AIM OF THE EXERCISE: Check each line of the listing for the string "record", count the lines that have it, and answer with that number only.

(Stored items)
● ● ●

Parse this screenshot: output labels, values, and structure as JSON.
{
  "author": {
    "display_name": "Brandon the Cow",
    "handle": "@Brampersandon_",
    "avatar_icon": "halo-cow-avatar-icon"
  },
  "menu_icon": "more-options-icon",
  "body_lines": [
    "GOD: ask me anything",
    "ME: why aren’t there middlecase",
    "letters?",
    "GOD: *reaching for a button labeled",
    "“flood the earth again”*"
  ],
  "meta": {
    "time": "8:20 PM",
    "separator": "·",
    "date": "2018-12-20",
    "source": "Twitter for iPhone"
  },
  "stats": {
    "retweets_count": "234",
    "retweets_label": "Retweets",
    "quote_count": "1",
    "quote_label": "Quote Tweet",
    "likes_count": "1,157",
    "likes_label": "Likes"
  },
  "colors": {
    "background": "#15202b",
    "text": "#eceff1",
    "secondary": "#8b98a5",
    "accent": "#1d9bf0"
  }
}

● ● ●

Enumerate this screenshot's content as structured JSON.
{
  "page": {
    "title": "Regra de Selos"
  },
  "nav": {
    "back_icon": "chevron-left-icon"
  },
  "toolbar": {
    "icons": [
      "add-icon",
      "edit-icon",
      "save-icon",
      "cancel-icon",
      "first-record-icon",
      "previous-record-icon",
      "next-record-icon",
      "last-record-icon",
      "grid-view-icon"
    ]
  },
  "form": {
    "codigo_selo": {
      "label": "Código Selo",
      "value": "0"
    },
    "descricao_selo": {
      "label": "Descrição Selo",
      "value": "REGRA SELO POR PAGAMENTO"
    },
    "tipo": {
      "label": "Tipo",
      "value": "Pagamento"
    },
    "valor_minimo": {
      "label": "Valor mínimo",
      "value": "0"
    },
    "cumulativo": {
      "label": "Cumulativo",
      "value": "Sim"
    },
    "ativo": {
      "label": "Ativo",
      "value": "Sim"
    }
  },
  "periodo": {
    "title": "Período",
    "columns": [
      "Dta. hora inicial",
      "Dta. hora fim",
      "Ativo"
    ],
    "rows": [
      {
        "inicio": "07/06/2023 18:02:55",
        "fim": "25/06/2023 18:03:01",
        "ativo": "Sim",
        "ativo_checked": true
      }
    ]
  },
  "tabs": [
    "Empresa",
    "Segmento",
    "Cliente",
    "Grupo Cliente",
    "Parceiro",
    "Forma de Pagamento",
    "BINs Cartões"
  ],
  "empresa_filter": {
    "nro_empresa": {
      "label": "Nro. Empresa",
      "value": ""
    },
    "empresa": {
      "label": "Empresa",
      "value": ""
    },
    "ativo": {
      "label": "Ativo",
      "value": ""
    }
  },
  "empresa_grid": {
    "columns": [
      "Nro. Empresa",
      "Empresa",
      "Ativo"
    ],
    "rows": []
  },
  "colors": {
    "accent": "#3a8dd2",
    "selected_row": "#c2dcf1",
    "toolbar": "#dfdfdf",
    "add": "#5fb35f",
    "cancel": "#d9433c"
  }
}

● ● ●

FINISHED TASK: 4